> EXERCISE DIRECTIONS
All records below must be retyped exactly.

> DATA SHOWN
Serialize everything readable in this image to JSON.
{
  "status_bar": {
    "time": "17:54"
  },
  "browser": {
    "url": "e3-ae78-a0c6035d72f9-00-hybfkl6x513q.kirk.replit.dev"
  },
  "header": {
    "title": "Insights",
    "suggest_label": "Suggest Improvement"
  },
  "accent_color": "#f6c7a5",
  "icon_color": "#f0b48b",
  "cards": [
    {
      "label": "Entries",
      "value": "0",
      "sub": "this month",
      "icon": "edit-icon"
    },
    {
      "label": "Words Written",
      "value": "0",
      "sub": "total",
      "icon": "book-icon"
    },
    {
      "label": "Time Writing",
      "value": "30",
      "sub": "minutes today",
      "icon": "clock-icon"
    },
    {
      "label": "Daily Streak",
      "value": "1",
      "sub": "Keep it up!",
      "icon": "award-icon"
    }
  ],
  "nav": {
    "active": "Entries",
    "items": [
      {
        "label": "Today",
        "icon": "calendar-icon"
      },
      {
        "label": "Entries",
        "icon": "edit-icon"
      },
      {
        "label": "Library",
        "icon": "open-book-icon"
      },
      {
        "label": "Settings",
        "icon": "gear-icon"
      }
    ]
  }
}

> ANSWER TO THIS PROBLEM
Serialize everything readable in this image to JSON.
{
  "status_bar": {
    "time": "17:54"
  },
  "browser": {
    "url": "e3-ae78-a0c6035d72f9-00-hybfkl6x513q.kirk.replit.dev"
  },
  "header": {
    "title": "Insights",
    "suggest_label": "Suggest Improvement"
  },
  "accent_color": "#f6c7a5",
  "icon_color": "#f0b48b",
  "cards": [
    {
      "label": "Entries",
      "value": "0",
      "sub": "this month",
      "icon": "edit-icon"
    },
    {
      "label": "Words Written",
      "value": "0",
      "sub": "total",
      "icon": "book-icon"
    },
    {
      "label": "Time Writing",
      "value": "30",
      "sub": "minutes today",
      "icon": "clock-icon"
    },
    {
      "label": "Daily Streak",
      "value": "1",
      "sub": "Keep it up!",
      "icon": "award-icon"
    }
  ],
  "nav": {
    "active": "Entries",
    "items": [
      {
        "label": "Today",
        "icon": "calendar-icon"
      },
      {
        "label": "Entries",
        "icon": "edit-icon"
      },
      {
        "label": "Library",
        "icon": "open-book-icon"
      },
      {
        "label": "Settings",
        "icon": "gear-icon"
      }
    ]
  }
}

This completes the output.